* RECORD LIST *
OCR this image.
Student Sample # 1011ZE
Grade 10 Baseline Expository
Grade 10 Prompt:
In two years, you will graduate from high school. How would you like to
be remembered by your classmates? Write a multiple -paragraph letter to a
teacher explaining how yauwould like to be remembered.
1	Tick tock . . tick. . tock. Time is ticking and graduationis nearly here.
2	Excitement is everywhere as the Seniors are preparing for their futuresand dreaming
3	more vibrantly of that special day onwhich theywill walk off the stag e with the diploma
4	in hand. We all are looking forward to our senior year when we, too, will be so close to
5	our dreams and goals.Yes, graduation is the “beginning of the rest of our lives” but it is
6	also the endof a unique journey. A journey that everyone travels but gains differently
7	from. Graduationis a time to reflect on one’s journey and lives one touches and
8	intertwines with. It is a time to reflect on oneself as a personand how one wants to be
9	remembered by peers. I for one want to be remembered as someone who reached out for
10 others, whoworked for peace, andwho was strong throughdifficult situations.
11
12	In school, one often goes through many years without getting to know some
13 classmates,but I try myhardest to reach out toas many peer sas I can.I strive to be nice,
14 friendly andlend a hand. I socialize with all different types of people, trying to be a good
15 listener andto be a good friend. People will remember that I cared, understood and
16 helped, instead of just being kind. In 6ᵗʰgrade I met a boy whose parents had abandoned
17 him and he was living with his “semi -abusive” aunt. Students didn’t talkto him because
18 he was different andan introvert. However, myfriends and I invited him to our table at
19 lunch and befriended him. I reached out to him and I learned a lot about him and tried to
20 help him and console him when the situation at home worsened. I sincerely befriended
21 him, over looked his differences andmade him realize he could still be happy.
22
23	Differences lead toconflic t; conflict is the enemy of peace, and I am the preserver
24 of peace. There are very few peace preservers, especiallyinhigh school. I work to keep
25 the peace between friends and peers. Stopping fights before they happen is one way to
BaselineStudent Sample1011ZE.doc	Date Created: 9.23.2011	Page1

* EXERCISE GOAL *
Provide all the records again, word for word.

* TASK SOLUTION *
OCR this image.
Student Sample # 1011ZE
Grade 10 Baseline Expository
Grade 10 Prompt:
In two years, you will graduate from high school. How would you like to
be remembered by your classmates? Write a multiple -paragraph letter to a
teacher explaining how yauwould like to be remembered.
1	Tick tock . . tick. . tock. Time is ticking and graduationis nearly here.
2	Excitement is everywhere as the Seniors are preparing for their futuresand dreaming
3	more vibrantly of that special day onwhich theywill walk off the stag e with the diploma
4	in hand. We all are looking forward to our senior year when we, too, will be so close to
5	our dreams and goals.Yes, graduation is the “beginning of the rest of our lives” but it is
6	also the endof a unique journey. A journey that everyone travels but gains differently
7	from. Graduationis a time to reflect on one’s journey and lives one touches and
8	intertwines with. It is a time to reflect on oneself as a personand how one wants to be
9	remembered by peers. I for one want to be remembered as someone who reached out for
10 others, whoworked for peace, andwho was strong throughdifficult situations.
11
12	In school, one often goes through many years without getting to know some
13 classmates,but I try myhardest to reach out toas many peer sas I can.I strive to be nice,
14 friendly andlend a hand. I socialize with all different types of people, trying to be a good
15 listener andto be a good friend. People will remember that I cared, understood and
16 helped, instead of just being kind. In 6ᵗʰgrade I met a boy whose parents had abandoned
17 him and he was living with his “semi -abusive” aunt. Students didn’t talkto him because
18 he was different andan introvert. However, myfriends and I invited him to our table at
19 lunch and befriended him. I reached out to him and I learned a lot about him and tried to
20 help him and console him when the situation at home worsened. I sincerely befriended
21 him, over looked his differences andmade him realize he could still be happy.
22
23	Differences lead toconflic t; conflict is the enemy of peace, and I am the preserver
24 of peace. There are very few peace preservers, especiallyinhigh school. I work to keep
25 the peace between friends and peers. Stopping fights before they happen is one way to
BaselineStudent Sample1011ZE.doc	Date Created: 9.23.2011	Page1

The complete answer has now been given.